[Your task] Each entry has to be copied exactly, with nothing missed.

**** Source data ****

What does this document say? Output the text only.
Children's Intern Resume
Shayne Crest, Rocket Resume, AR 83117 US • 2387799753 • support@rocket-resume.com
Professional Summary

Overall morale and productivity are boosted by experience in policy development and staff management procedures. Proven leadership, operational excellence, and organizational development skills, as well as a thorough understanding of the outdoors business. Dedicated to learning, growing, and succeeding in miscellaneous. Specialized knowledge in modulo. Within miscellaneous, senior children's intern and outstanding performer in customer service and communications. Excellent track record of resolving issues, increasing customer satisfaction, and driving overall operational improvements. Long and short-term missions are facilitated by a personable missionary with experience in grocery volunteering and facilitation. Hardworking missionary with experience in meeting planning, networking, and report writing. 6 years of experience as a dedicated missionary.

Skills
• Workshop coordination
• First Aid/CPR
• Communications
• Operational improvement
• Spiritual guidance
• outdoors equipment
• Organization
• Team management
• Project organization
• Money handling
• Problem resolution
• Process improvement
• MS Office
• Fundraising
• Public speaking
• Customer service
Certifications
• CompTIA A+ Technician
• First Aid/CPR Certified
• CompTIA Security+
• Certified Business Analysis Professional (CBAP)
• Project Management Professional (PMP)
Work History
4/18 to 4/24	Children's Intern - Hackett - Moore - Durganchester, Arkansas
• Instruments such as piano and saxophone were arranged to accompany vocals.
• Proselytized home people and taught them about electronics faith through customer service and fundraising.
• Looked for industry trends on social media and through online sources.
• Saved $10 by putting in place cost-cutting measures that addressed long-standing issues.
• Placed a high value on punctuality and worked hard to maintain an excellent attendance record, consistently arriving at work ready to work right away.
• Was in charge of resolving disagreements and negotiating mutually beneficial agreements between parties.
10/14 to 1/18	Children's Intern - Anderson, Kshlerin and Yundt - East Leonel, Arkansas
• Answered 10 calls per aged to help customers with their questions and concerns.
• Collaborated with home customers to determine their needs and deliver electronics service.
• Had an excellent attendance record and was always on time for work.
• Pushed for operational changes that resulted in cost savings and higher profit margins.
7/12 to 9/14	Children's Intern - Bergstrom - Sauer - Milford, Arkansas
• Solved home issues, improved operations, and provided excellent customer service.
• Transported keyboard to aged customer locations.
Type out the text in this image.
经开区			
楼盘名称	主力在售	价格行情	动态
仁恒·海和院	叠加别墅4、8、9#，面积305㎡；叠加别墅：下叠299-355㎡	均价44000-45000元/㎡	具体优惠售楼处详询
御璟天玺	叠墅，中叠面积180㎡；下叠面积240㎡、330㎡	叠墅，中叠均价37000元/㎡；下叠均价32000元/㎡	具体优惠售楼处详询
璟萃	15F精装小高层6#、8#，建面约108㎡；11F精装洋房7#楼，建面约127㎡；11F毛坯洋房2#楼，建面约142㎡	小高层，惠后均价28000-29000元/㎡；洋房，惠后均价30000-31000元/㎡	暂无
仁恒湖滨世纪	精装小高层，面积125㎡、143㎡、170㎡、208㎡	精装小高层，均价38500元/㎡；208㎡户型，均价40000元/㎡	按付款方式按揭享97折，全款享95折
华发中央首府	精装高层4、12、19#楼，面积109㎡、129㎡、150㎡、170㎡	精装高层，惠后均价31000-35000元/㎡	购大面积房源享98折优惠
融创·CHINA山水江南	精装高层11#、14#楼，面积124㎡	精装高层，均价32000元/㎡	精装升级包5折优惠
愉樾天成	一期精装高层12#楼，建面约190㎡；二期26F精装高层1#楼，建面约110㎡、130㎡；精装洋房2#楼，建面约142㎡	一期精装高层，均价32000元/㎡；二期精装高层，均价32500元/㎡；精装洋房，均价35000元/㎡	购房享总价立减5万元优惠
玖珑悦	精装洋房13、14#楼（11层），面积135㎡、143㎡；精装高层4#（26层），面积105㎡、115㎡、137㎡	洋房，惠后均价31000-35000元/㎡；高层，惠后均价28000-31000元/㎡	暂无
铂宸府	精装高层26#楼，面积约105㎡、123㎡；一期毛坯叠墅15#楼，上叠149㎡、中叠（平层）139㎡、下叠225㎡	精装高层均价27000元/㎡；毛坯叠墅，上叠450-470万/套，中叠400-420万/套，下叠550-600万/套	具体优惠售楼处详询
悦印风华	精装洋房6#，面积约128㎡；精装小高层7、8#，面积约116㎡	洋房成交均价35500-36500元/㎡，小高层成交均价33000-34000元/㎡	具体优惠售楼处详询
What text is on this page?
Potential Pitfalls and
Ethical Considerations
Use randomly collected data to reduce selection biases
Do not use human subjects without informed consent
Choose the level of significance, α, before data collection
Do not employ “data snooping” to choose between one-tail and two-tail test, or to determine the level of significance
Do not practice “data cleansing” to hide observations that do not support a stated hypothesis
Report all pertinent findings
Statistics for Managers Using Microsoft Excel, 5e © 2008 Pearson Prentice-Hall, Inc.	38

****

[Problem solution]
What does this document say? Output the text only.
Children's Intern Resume
Shayne Crest, Rocket Resume, AR 83117 US • 2387799753 • support@rocket-resume.com
Professional Summary

Overall morale and productivity are boosted by experience in policy development and staff management procedures. Proven leadership, operational excellence, and organizational development skills, as well as a thorough understanding of the outdoors business. Dedicated to learning, growing, and succeeding in miscellaneous. Specialized knowledge in modulo. Within miscellaneous, senior children's intern and outstanding performer in customer service and communications. Excellent track record of resolving issues, increasing customer satisfaction, and driving overall operational improvements. Long and short-term missions are facilitated by a personable missionary with experience in grocery volunteering and facilitation. Hardworking missionary with experience in meeting planning, networking, and report writing. 6 years of experience as a dedicated missionary.

Skills
• Workshop coordination
• First Aid/CPR
• Communications
• Operational improvement
• Spiritual guidance
• outdoors equipment
• Organization
• Team management
• Project organization
• Money handling
• Problem resolution
• Process improvement
• MS Office
• Fundraising
• Public speaking
• Customer service
Certifications
• CompTIA A+ Technician
• First Aid/CPR Certified
• CompTIA Security+
• Certified Business Analysis Professional (CBAP)
• Project Management Professional (PMP)
Work History
4/18 to 4/24	Children's Intern - Hackett - Moore - Durganchester, Arkansas
• Instruments such as piano and saxophone were arranged to accompany vocals.
• Proselytized home people and taught them about electronics faith through customer service and fundraising.
• Looked for industry trends on social media and through online sources.
• Saved $10 by putting in place cost-cutting measures that addressed long-standing issues.
• Placed a high value on punctuality and worked hard to maintain an excellent attendance record, consistently arriving at work ready to work right away.
• Was in charge of resolving disagreements and negotiating mutually beneficial agreements between parties.
10/14 to 1/18	Children's Intern - Anderson, Kshlerin and Yundt - East Leonel, Arkansas
• Answered 10 calls per aged to help customers with their questions and concerns.
• Collaborated with home customers to determine their needs and deliver electronics service.
• Had an excellent attendance record and was always on time for work.
• Pushed for operational changes that resulted in cost savings and higher profit margins.
7/12 to 9/14	Children's Intern - Bergstrom - Sauer - Milford, Arkansas
• Solved home issues, improved operations, and provided excellent customer service.
• Transported keyboard to aged customer locations.
Type out the text in this image.
经开区			
楼盘名称	主力在售	价格行情	动态
仁恒·海和院	叠加别墅4、8、9#，面积305㎡；叠加别墅：下叠299-355㎡	均价44000-45000元/㎡	具体优惠售楼处详询
御璟天玺	叠墅，中叠面积180㎡；下叠面积240㎡、330㎡	叠墅，中叠均价37000元/㎡；下叠均价32000元/㎡	具体优惠售楼处详询
璟萃	15F精装小高层6#、8#，建面约108㎡；11F精装洋房7#楼，建面约127㎡；11F毛坯洋房2#楼，建面约142㎡	小高层，惠后均价28000-29000元/㎡；洋房，惠后均价30000-31000元/㎡	暂无
仁恒湖滨世纪	精装小高层，面积125㎡、143㎡、170㎡、208㎡	精装小高层，均价38500元/㎡；208㎡户型，均价40000元/㎡	按付款方式按揭享97折，全款享95折
华发中央首府	精装高层4、12、19#楼，面积109㎡、129㎡、150㎡、170㎡	精装高层，惠后均价31000-35000元/㎡	购大面积房源享98折优惠
融创·CHINA山水江南	精装高层11#、14#楼，面积124㎡	精装高层，均价32000元/㎡	精装升级包5折优惠
愉樾天成	一期精装高层12#楼，建面约190㎡；二期26F精装高层1#楼，建面约110㎡、130㎡；精装洋房2#楼，建面约142㎡	一期精装高层，均价32000元/㎡；二期精装高层，均价32500元/㎡；精装洋房，均价35000元/㎡	购房享总价立减5万元优惠
玖珑悦	精装洋房13、14#楼（11层），面积135㎡、143㎡；精装高层4#（26层），面积105㎡、115㎡、137㎡	洋房，惠后均价31000-35000元/㎡；高层，惠后均价28000-31000元/㎡	暂无
铂宸府	精装高层26#楼，面积约105㎡、123㎡；一期毛坯叠墅15#楼，上叠149㎡、中叠（平层）139㎡、下叠225㎡	精装高层均价27000元/㎡；毛坯叠墅，上叠450-470万/套，中叠400-420万/套，下叠550-600万/套	具体优惠售楼处详询
悦印风华	精装洋房6#，面积约128㎡；精装小高层7、8#，面积约116㎡	洋房成交均价35500-36500元/㎡，小高层成交均价33000-34000元/㎡	具体优惠售楼处详询
What text is on this page?
Potential Pitfalls and
Ethical Considerations
Use randomly collected data to reduce selection biases
Do not use human subjects without informed consent
Choose the level of significance, α, before data collection
Do not employ “data snooping” to choose between one-tail and two-tail test, or to determine the level of significance
Do not practice “data cleansing” to hide observations that do not support a stated hypothesis
Report all pertinent findings
Statistics for Managers Using Microsoft Excel, 5e © 2008 Pearson Prentice-Hall, Inc.	38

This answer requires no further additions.